[Start Provided entries]

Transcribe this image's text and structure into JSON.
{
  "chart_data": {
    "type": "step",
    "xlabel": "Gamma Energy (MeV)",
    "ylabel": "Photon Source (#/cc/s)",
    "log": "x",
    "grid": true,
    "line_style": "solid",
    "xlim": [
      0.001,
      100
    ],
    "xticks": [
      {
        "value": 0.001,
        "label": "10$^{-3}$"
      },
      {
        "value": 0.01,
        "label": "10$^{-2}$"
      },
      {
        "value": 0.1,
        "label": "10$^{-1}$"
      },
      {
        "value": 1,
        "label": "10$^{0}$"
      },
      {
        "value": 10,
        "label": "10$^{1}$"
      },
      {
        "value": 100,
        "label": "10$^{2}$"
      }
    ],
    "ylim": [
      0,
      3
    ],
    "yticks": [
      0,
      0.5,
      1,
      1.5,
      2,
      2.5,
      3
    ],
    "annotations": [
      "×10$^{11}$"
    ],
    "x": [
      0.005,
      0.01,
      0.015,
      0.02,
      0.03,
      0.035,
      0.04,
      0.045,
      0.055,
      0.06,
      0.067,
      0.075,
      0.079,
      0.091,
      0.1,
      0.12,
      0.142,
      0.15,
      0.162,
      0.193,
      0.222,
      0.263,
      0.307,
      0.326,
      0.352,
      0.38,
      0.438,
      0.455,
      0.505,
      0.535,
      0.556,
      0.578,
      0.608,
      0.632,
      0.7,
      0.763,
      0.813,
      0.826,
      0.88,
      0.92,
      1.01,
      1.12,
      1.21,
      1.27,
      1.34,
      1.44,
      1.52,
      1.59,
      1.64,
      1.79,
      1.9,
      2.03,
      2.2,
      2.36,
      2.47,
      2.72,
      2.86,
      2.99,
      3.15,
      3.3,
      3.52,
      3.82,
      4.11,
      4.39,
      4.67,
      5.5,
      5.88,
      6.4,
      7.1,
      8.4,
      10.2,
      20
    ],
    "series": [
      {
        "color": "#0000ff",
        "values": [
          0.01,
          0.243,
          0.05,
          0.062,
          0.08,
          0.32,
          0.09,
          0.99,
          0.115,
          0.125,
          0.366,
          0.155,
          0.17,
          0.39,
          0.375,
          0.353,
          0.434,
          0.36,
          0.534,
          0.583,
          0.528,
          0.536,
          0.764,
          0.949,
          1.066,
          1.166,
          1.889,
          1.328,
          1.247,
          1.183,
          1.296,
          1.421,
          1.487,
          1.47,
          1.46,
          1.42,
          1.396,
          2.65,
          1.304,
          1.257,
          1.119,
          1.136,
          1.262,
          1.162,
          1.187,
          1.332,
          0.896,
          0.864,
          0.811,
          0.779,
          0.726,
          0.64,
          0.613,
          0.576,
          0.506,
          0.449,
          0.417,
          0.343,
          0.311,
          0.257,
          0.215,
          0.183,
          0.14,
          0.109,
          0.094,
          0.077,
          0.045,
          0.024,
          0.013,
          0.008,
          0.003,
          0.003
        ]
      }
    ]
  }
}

[End Provided entries]

Task requirements
Every line of the records above needs to be given again exactly.

Solution for this exercise
Transcribe this image's text and structure into JSON.
{
  "chart_data": {
    "type": "step",
    "xlabel": "Gamma Energy (MeV)",
    "ylabel": "Photon Source (#/cc/s)",
    "log": "x",
    "grid": true,
    "line_style": "solid",
    "xlim": [
      0.001,
      100
    ],
    "xticks": [
      {
        "value": 0.001,
        "label": "10$^{-3}$"
      },
      {
        "value": 0.01,
        "label": "10$^{-2}$"
      },
      {
        "value": 0.1,
        "label": "10$^{-1}$"
      },
      {
        "value": 1,
        "label": "10$^{0}$"
      },
      {
        "value": 10,
        "label": "10$^{1}$"
      },
      {
        "value": 100,
        "label": "10$^{2}$"
      }
    ],
    "ylim": [
      0,
      3
    ],
    "yticks": [
      0,
      0.5,
      1,
      1.5,
      2,
      2.5,
      3
    ],
    "annotations": [
      "×10$^{11}$"
    ],
    "x": [
      0.005,
      0.01,
      0.015,
      0.02,
      0.03,
      0.035,
      0.04,
      0.045,
      0.055,
      0.06,
      0.067,
      0.075,
      0.079,
      0.091,
      0.1,
      0.12,
      0.142,
      0.15,
      0.162,
      0.193,
      0.222,
      0.263,
      0.307,
      0.326,
      0.352,
      0.38,
      0.438,
      0.455,
      0.505,
      0.535,
      0.556,
      0.578,
      0.608,
      0.632,
      0.7,
      0.763,
      0.813,
      0.826,
      0.88,
      0.92,
      1.01,
      1.12,
      1.21,
      1.27,
      1.34,
      1.44,
      1.52,
      1.59,
      1.64,
      1.79,
      1.9,
      2.03,
      2.2,
      2.36,
      2.47,
      2.72,
      2.86,
      2.99,
      3.15,
      3.3,
      3.52,
      3.82,
      4.11,
      4.39,
      4.67,
      5.5,
      5.88,
      6.4,
      7.1,
      8.4,
      10.2,
      20
    ],
    "series": [
      {
        "color": "#0000ff",
        "values": [
          0.01,
          0.243,
          0.05,
          0.062,
          0.08,
          0.32,
          0.09,
          0.99,
          0.115,
          0.125,
          0.366,
          0.155,
          0.17,
          0.39,
          0.375,
          0.353,
          0.434,
          0.36,
          0.534,
          0.583,
          0.528,
          0.536,
          0.764,
          0.949,
          1.066,
          1.166,
          1.889,
          1.328,
          1.247,
          1.183,
          1.296,
          1.421,
          1.487,
          1.47,
          1.46,
          1.42,
          1.396,
          2.65,
          1.304,
          1.257,
          1.119,
          1.136,
          1.262,
          1.162,
          1.187,
          1.332,
          0.896,
          0.864,
          0.811,
          0.779,
          0.726,
          0.64,
          0.613,
          0.576,
          0.506,
          0.449,
          0.417,
          0.343,
          0.311,
          0.257,
          0.215,
          0.183,
          0.14,
          0.109,
          0.094,
          0.077,
          0.045,
          0.024,
          0.013,
          0.008,
          0.003,
          0.003
        ]
      }
    ]
  }
}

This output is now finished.